Lines that contain the string "especies" are to be copied; leave out all others.

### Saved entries

----

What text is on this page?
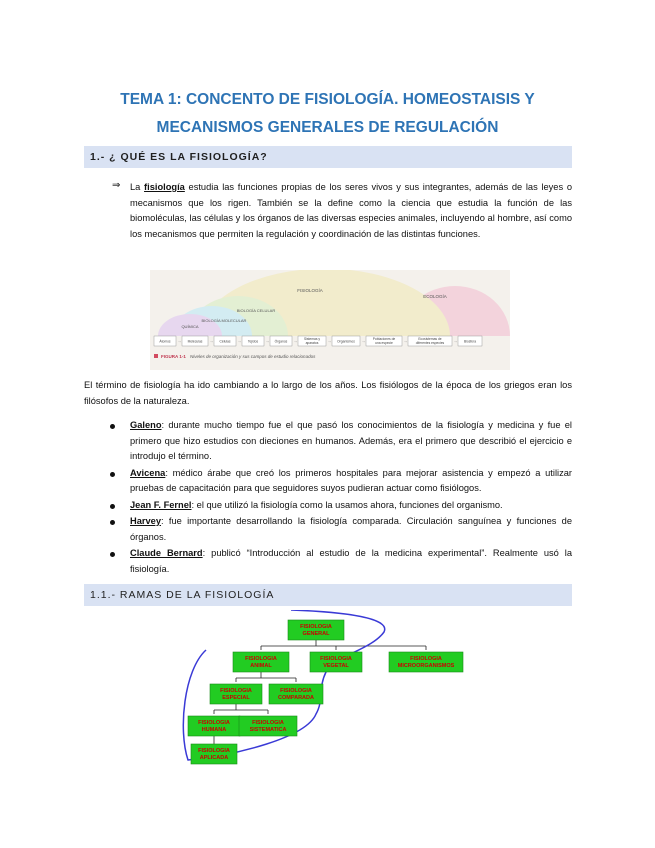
TEMA 1: CONCENTO DE FISIOLOGÍA. HOMEOSTAISIS Y
MECANISMOS GENERALES DE REGULACIÓN
1.- ¿ QUÉ ES LA FISIOLOGÍA?
⇒	La fisiología estudia las funciones propias de los seres vivos y sus integrantes, además de las leyes o mecanismos que los rigen. También se la define como la ciencia que estudia la función de las biomoléculas, las células y los órganos de las diversas especies animales, incluyendo al hombre, así como los mecanismos que permiten la regulación y coordinación de las distintas funciones.

FISIOLOGÍA
ECOLOGÍA
BIOLOGÍA CELULAR
BIOLOGÍA MOLECULAR
QUÍMICA
Átomos → Moléculas → Células → Tejidos → Órganos → Sistemas y
aparatos → Organismos → Poblaciones de
una especie	→	Ecosistemas de
diferentes especies → Biosfera
FIGURA 1-1 Niveles de organización y sus campos de estudio relacionados

El término de fisiología ha ido cambiando a lo largo de los años. Los fisiólogos de la época de los griegos eran los filósofos de la naturaleza.

Galeno: durante mucho tiempo fue el que pasó los conocimientos de la fisiología y medicina y fue el primero que hizo estudios con dieciones en humanos. Además, era el primero que describió el ejercicio e introdujo el término.
Avicena: médico árabe que creó los primeros hospitales para mejorar asistencia y empezó a utilizar pruebas de capacitación para que seguidores suyos pudieran actuar como fisiólogos.
Jean F. Fernel: el que utilizó la fisiología como la usamos ahora, funciones del organismo.
Harvey: fue importante desarrollando la fisiología comparada. Circulación sanguínea y funciones de órganos.
Claude Bernard: publicó “Introducción al estudio de la medicina experimental”. Realmente usó la fisiología.
1.1.- RAMAS DE LA FISIOLOGÍA
FISIOLOGIA
GENERAL
FISIOLOGIA
ANIMAL
FISIOLOGIA
VEGETAL
FISIOLOGIA
MICROORGANISMOS
FISIOLOGIA
ESPECIAL
FISIOLOGIA
COMPARADA
FISIOLOGIA
HUMANA
FISIOLOGIA
SISTEMATICA
FISIOLOGIA
APLICADA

----

### FINAL RESULT
⇒	La fisiología estudia las funciones propias de los seres vivos y sus integrantes, además de las leyes o mecanismos que los rigen. También se la define como la ciencia que estudia la función de las biomoléculas, las células y los órganos de las diversas especies animales, incluyendo al hombre, así como los mecanismos que permiten la regulación y coordinación de las distintas funciones.
diferentes especies → Biosfera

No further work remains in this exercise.